TO DO – In the entries that follow, how many lines contain "series"? Answer with the number only.

Data tied to figure images:
☆ ☆ ☆
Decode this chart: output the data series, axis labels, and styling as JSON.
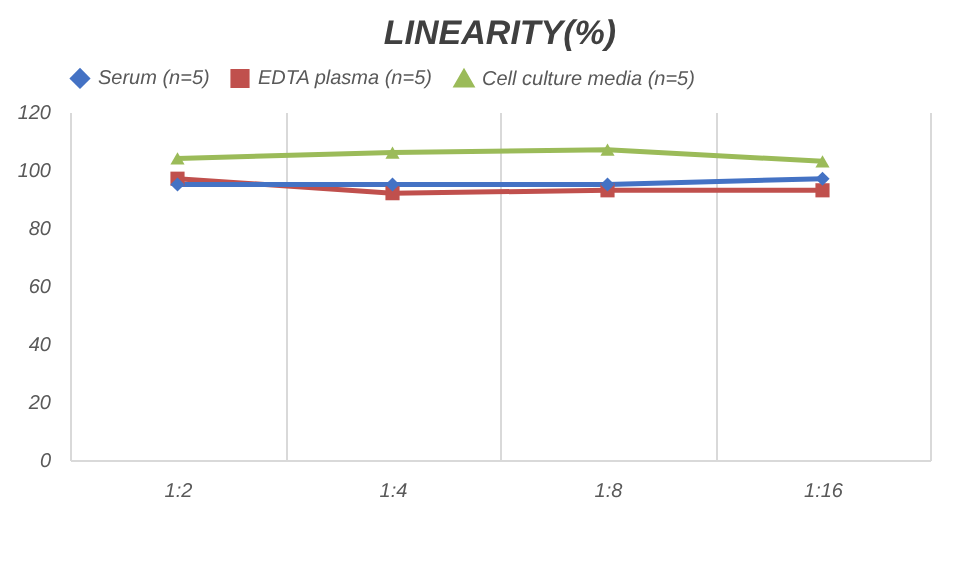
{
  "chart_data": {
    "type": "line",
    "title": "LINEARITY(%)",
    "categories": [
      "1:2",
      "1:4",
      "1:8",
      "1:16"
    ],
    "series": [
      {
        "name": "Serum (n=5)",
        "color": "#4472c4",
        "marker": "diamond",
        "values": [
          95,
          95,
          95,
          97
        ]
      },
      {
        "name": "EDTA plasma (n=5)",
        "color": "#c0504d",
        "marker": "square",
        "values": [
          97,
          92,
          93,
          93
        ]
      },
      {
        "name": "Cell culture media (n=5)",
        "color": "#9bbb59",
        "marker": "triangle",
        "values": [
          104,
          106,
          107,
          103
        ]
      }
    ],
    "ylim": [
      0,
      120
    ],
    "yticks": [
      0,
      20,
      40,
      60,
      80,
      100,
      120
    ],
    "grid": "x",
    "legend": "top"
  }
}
☆ ☆ ☆
WRITTEN SOLUTION – 2